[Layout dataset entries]
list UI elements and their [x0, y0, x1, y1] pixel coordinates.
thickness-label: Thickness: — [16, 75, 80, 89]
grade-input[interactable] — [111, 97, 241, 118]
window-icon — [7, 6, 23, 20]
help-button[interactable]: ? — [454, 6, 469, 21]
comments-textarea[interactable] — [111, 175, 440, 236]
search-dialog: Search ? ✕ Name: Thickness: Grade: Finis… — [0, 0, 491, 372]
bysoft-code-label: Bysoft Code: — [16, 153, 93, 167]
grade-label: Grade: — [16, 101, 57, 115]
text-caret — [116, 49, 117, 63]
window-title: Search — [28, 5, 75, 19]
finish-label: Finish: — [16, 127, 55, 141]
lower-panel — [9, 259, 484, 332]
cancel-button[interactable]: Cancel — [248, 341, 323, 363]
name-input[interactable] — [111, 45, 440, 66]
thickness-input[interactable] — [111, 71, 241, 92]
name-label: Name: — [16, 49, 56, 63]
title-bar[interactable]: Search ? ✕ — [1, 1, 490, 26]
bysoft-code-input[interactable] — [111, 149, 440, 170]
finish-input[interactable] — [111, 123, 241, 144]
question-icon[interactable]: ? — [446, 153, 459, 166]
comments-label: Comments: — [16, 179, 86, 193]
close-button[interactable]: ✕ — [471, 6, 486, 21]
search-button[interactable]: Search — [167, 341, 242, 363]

§ Exercise description:
Present every line from the start of the records through the line containing "title-bar[interactable]: Search ?" as a Markdown table with the columns Row and Line, leaving out any blank lines.

§ Task output:
| Row | Line |
|---|---|
| 1 | list UI elements and their [x0, y0, x1, y1] pixel coordinates. |
| 2 | thickness-label: Thickness: — [16, 75, 80, 89] |
| 3 | grade-input[interactable] — [111, 97, 241, 118] |
| 4 | window-icon — [7, 6, 23, 20] |
| 5 | help-button[interactable]: ? — [454, 6, 469, 21] |
| 6 | comments-textarea[interactable] — [111, 175, 440, 236] |
| 7 | search-dialog: Search ? ✕ Name: Thickness: Grade: Finis… — [0, 0, 491, 372] |
| 8 | bysoft-code-label: Bysoft Code: — [16, 153, 93, 167] |
| 9 | grade-label: Grade: — [16, 101, 57, 115] |
| 10 | text-caret — [116, 49, 117, 63] |
| 11 | window-title: Search — [28, 5, 75, 19] |
| 12 | finish-label: Finish: — [16, 127, 55, 141] |
| 13 | lower-panel — [9, 259, 484, 332] |
| 14 | cancel-button[interactable]: Cancel — [248, 341, 323, 363] |
| 15 | name-input[interactable] — [111, 45, 440, 66] |
| 16 | thickness-input[interactable] — [111, 71, 241, 92] |
| 17 | name-label: Name: — [16, 49, 56, 63] |
| 18 | title-bar[interactable]: Search ? ✕ — [1, 1, 490, 26] |